Your goal –
From the listing below, count the lines where the string "West" occurs. Give the number, with no other words.

Provided data –
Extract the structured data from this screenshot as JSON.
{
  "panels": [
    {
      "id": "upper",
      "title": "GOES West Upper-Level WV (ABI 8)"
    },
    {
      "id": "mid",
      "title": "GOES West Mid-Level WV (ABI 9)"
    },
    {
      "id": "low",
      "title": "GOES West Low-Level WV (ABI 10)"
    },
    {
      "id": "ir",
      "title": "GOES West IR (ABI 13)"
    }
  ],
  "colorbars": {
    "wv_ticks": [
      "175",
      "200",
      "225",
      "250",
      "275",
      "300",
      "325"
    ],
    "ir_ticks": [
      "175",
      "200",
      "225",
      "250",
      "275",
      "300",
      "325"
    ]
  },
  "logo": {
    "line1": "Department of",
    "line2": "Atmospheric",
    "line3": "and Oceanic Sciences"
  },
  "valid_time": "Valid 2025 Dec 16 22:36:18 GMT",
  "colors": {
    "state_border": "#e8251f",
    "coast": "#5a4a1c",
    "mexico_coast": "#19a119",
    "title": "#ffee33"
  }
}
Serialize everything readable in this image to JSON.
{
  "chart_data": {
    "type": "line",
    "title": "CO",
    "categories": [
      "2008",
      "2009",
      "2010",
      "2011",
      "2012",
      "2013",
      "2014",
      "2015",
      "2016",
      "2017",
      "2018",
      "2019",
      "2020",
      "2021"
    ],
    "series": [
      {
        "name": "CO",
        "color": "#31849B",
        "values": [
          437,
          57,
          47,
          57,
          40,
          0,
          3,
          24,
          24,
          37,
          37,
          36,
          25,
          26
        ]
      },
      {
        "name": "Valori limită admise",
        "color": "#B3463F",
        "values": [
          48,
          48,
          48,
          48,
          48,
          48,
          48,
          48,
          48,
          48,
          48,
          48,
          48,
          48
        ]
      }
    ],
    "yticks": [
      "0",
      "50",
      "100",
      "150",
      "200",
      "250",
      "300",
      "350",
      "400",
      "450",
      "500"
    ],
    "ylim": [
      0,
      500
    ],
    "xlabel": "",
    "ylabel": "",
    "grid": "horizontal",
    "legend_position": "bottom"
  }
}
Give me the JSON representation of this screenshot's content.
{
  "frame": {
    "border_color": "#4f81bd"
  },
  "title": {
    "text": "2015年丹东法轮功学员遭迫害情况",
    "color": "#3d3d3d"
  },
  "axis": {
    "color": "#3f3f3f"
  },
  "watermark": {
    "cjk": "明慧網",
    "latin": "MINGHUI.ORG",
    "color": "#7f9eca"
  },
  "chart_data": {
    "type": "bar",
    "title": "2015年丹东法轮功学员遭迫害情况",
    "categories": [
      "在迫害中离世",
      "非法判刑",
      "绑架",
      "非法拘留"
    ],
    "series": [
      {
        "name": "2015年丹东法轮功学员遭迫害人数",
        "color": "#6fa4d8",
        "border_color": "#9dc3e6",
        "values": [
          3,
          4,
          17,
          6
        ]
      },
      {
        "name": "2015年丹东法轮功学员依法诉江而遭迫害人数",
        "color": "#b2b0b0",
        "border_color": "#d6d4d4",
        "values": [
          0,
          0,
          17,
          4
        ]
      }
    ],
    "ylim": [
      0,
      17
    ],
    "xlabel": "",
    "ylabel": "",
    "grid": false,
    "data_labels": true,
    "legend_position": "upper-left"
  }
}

Written response –
4